**TASK**:
Provide only the number of lines in the listing that contain the string "στους".

**RECORDS TO PROCESS**:
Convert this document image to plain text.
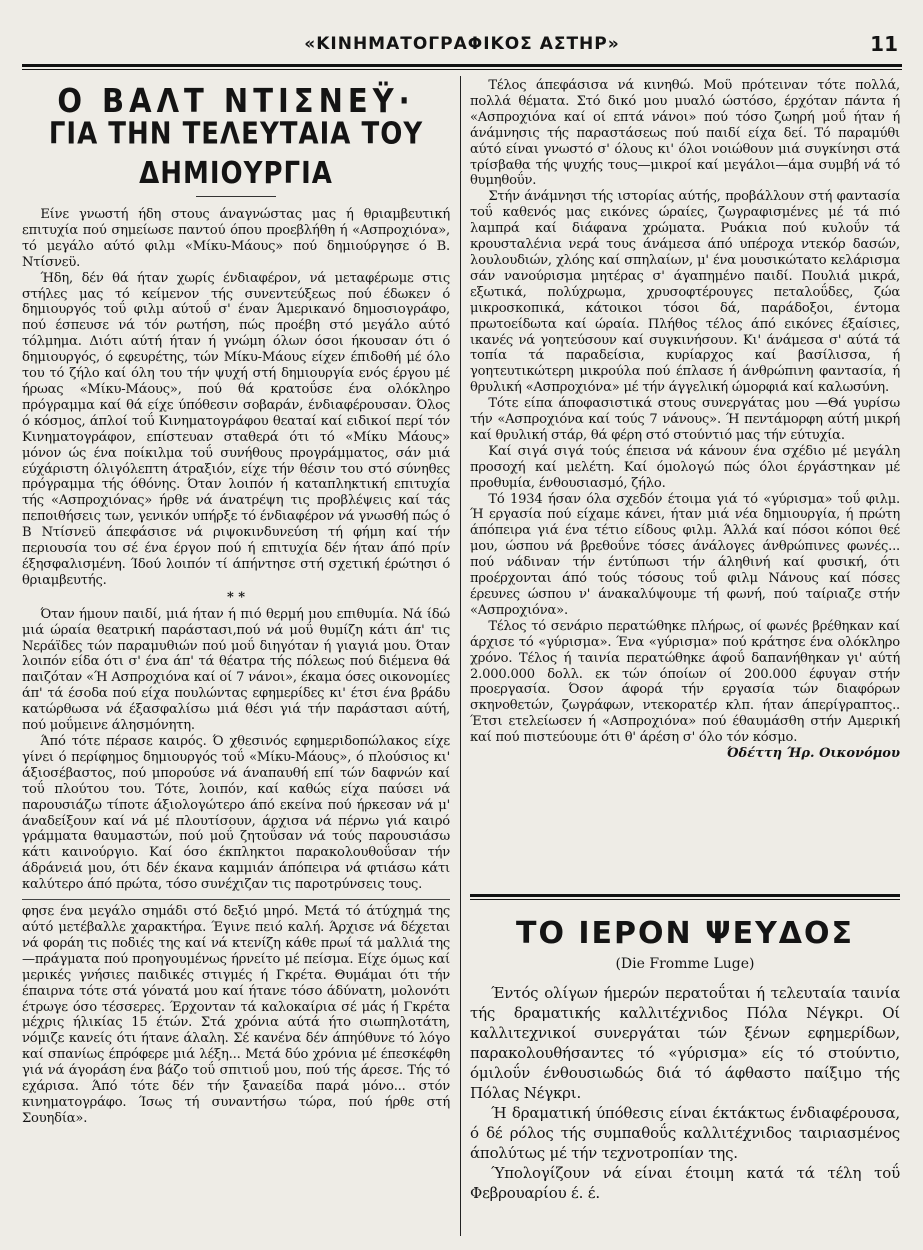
«ΚΙΝΗΜΑΤΟΓΡΑΦΙΚΟΣ ΑΣΤΗΡ»	11
Ο ΒΑΛΤ ΝΤΙΣΝΕΫ·
ΓΙΑ ΤΗΝ ΤΕΛΕΥΤΑΙΑ ΤΟΥ ΔΗΜΙΟΥΡΓΙΑ

Είνε γνωστή ήδη στους άναγνώστας μας ή θριαμβευτική επιτυχία πού σημείωσε παντού όπου προεβλήθη ή «Ασπροχιόνα», τό μεγάλο αύτό φιλμ «Μίκυ-Μάους» πού δημιούργησε ό Β. Ντίσνεϋ.

Ήδη, δέν θά ήταν χωρίς ένδιαφέρον, νά μεταφέρωμε στις στήλες μας τό κείμενον τής συνεντεύξεως πού έδωκεν ό δημιουργός τοΰ φιλμ αύτοΰ σ' έναν Άμερικανό δημοσιογράφο, πού έσπευσε νά τόν ρωτήση, πώς προέβη στό μεγάλο αύτό τόλμημα. Διότι αύτή ήταν ή γνώμη όλων όσοι ήκουσαν ότι ό δημιουργός, ό εφευρέτης, τών Μίκυ-Μάους είχεν έπιδοθή μέ όλο του τό ζήλο καί όλη του τήν ψυχή στή δημιουργία ενός έργου μέ ήρωας «Μίκυ-Μάους», πού θά κρατοΰσε ένα ολόκληρο πρόγραμμα καί θά είχε ύπόθεσιν σοβαράν, ένδιαφέρουσαν. Όλος ό κόσμος, άπλοί τοΰ Κινηματογράφου θεαταί καί ειδικοί περί τόν Κινηματογράφον, επίστευαν σταθερά ότι τό «Μίκυ Μάους» μόνον ώς ένα ποίκιλμα τοΰ συνήθους προγράμματος, σάν μιά εύχάριστη όλιγόλεπτη άτραξιόν, είχε τήν θέσιν του στό σύνηθες πρόγραμμα τής όθόνης. Όταν λοιπόν ή καταπληκτική επιτυχία τής «Ασπροχιόνας» ήρθε νά άνατρέψη τις προβλέψεις καί τάς πεποιθήσεις των, γενικόν υπήρξε τό ένδιαφέρον νά γνωσθή πώς ό Β Ντίσνεϋ άπεφάσισε νά ριψοκινδυνεύση τή φήμη καί τήν περιουσία του σέ ένα έργον πού ή επιτυχία δέν ήταν άπό πρίν έξησφαλισμένη. Ίδού λοιπόν τί άπήντησε στή σχετική έρώτησι ό θριαμβευτής.

* *

Όταν ήμουν παιδί, μιά ήταν ή πιό θερμή μου επιθυμία. Νά ίδώ μιά ώραία θεατρική παράστασι,πού νά μοΰ θυμίζη κάτι άπ' τις Νεράϊδες τών παραμυθιών πού μοΰ διηγόταν ή γιαγιά μου. Όταν λοιπόν είδα ότι σ' ένα άπ' τά θέατρα τής πόλεως πού διέμενα θά παιζόταν «Ή Ασπροχιόνα καί οί 7 νάνοι», έκαμα όσες οικονομίες άπ' τά έσοδα πού είχα πουλώντας εφημερίδες κι' έτσι ένα βράδυ κατώρθωσα νά έξασφαλίσω μιά θέσι γιά τήν παράστασι αύτή, πού μοΰμεινε άλησμόνητη.

Άπό τότε πέρασε καιρός. Ό χθεσινός εφημεριδοπώλακος είχε γίνει ό περίφημος δημιουργός τοΰ «Μίκυ-Μάους», ό πλούσιος κι' άξιοσέβαστος, πού μπορούσε νά άναπαυθή επί τών δαφνών καί τοΰ πλούτου του. Τότε, λοιπόν, καί καθώς είχα παύσει νά παρουσιάζω τίποτε άξιολογώτερο άπό εκείνα πού ήρκεσαν νά μ' άναδείξουν καί νά μέ πλουτίσουν, άρχισα νά πέρνω γιά καιρό γράμματα θαυμαστών, πού μοΰ ζητοΰσαν νά τούς παρουσιάσω κάτι καινούργιο. Καί όσο έκπληκτοι παρακολουθοΰσαν τήν άδράνειά μου, ότι δέν έκανα καμμιάν άπόπειρα νά φτιάσω κάτι καλύτερο άπό πρώτα, τόσο συνέχιζαν τις παροτρύνσεις τους.

φησε ένα μεγάλο σημάδι στό δεξιό μηρό. Μετά τό άτύχημά της αύτό μετέβαλλε χαρακτήρα. Έγινε πειό καλή. Άρχισε νά δέχεται νά φοράη τις ποδιές της καί νά κτενίζη κάθε πρωί τά μαλλιά της—πράγματα πού προηγουμένως ήρνείτο μέ πείσμα. Είχε όμως καί μερικές γνήσιες παιδικές στιγμές ή Γκρέτα. Θυμάμαι ότι τήν έπαιρνα τότε στά γόνατά μου καί ήτανε τόσο άδύνατη, μολονότι έτρωγε όσο τέσσερες. Έρχονταν τά καλοκαίρια σέ μάς ή Γκρέτα μέχρις ήλικίας 15 έτών. Στά χρόνια αύτά ήτο σιωπηλοτάτη, νόμιζε κανείς ότι ήτανε άλαλη. Σέ κανένα δέν άπηύθυνε τό λόγο καί σπανίως έπρόφερε μιά λέξη... Μετά δύο χρόνια μέ έπεσκέφθη γιά νά άγοράση ένα βάζο τοΰ σπιτιοΰ μου, πού τής άρεσε. Τής τό εχάρισα. Άπό τότε δέν τήν ξαναείδα παρά μόνο... στόν κινηματογράφο. Ίσως τή συναντήσω τώρα, πού ήρθε στή Σουηδία».

Τέλος άπεφάσισα νά κινηθώ. Μοΰ πρότειναν τότε πολλά, πολλά θέματα. Στό δικό μου μυαλό ώστόσο, έρχόταν πάντα ή «Ασπροχιόνα καί οί επτά νάνοι» πού τόσο ζωηρή μοΰ ήταν ή άνάμνησις τής παραστάσεως πού παιδί είχα δεί. Τό παραμύθι αύτό είναι γνωστό σ' όλους κι' όλοι νοιώθουν μιά συγκίνησι στά τρίσβαθα τής ψυχής τους—μικροί καί μεγάλοι—άμα συμβή νά τό θυμηθοΰν.

Στήν άνάμνησι τής ιστορίας αύτής, προβάλλουν στή φαντασία τοΰ καθενός μας εικόνες ώραίες, ζωγραφισμένες μέ τά πιό λαμπρά καί διάφανα χρώματα. Ρυάκια πού κυλοΰν τά κρουσταλένια νερά τους άνάμεσα άπό υπέροχα ντεκόρ δασών, λουλουδιών, χλόης καί σπηλαίων, μ' ένα μουσικώτατο κελάρισμα σάν νανούρισμα μητέρας σ' άγαπημένο παιδί. Πουλιά μικρά, εξωτικά, πολύχρωμα, χρυσοφτέρουγες πεταλοΰδες, ζώα μικροσκοπικά, κάτοικοι τόσοι δά, παράδοξοι, έντομα πρωτοείδωτα καί ώραία. Πλήθος τέλος άπό εικόνες έξαίσιες, ικανές νά γοητεύσουν καί συγκινήσουν. Κι' άνάμεσα σ' αύτά τά τοπία τά παραδείσια, κυρίαρχος καί βασίλισσα, ή γοητευτικώτερη μικρούλα πού έπλασε ή άνθρώπινη φαντασία, ή θρυλική «Ασπροχιόνα» μέ τήν άγγελική ώμορφιά καί καλωσύνη.

Τότε είπα άποφασιστικά στους συνεργάτας μου —Θά γυρίσω τήν «Ασπροχιόνα καί τούς 7 νάνους». Ή πεντάμορφη αύτή μικρή καί θρυλική στάρ, θά φέρη στό στούντιό μας τήν εύτυχία.

Καί σιγά σιγά τούς έπεισα νά κάνουν ένα σχέδιο μέ μεγάλη προσοχή καί μελέτη. Καί όμολογώ πώς όλοι έργάστηκαν μέ προθυμία, ένθουσιασμό, ζήλο.

Τό 1934 ήσαν όλα σχεδόν έτοιμα γιά τό «γύρισμα» τοΰ φιλμ. Ή εργασία πού είχαμε κάνει, ήταν μιά νέα δημιουργία, ή πρώτη άπόπειρα γιά ένα τέτιο είδους φιλμ. Άλλά καί πόσοι κόποι θεέ μου, ώσπου νά βρεθοΰνε τόσες άνάλογες άνθρώπινες φωνές... πού νάδιναν τήν έντύπωσι τήν άληθινή καί φυσική, ότι προέρχονται άπό τούς τόσους τοΰ φιλμ Νάνους καί πόσες έρευνες ώσπου ν' άνακαλύψουμε τή φωνή, πού ταίριαζε στήν «Ασπροχιόνα».

Τέλος τό σενάριο περατώθηκε πλήρως, οί φωνές βρέθηκαν καί άρχισε τό «γύρισμα». Ένα «γύρισμα» πού κράτησε ένα ολόκληρο χρόνο. Τέλος ή ταινία περατώθηκε άφοΰ δαπανήθηκαν γι' αύτή 2.000.000 δολλ. εκ τών όποίων οί 200.000 έφυγαν στήν προεργασία. Όσον άφορά τήν εργασία τών διαφόρων σκηνοθετών, ζωγράφων, ντεκορατέρ κλπ. ήταν άπερίγραπτος.. Έτσι ετελείωσεν ή «Ασπροχιόνα» πού έθαυμάσθη στήν Αμερική καί πού πιστεύουμε ότι θ' άρέση σ' όλο τόν κόσμο.

Όδέττη Ήρ. Οικονόμου
ΤΟ ΙΕΡΟΝ ΨΕΥΔΟΣ
(Die Fromme Luge)

Έντός ολίγων ήμερών περατοΰται ή τελευταία ταινία τής δραματικής καλλιτέχνιδος Πόλα Νέγκρι. Οί καλλιτεχνικοί συνεργάται τών ξένων εφημερίδων, παρακολουθήσαντες τό «γύρισμα» είς τό στούντιο, όμιλοΰν ένθουσιωδώς διά τό άφθαστο παίξιμο τής Πόλας Νέγκρι.

Ή δραματική ύπόθεσις είναι έκτάκτως ένδιαφέρουσα, ό δέ ρόλος τής συμπαθοΰς καλλιτέχνιδος ταιριασμένος άπολύτως μέ τήν τεχνοτροπίαν της.

Ύπολογίζουν νά είναι έτοιμη κατά τά τέλη τοΰ Φεβρουαρίου έ. έ.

**ANSWER**:
2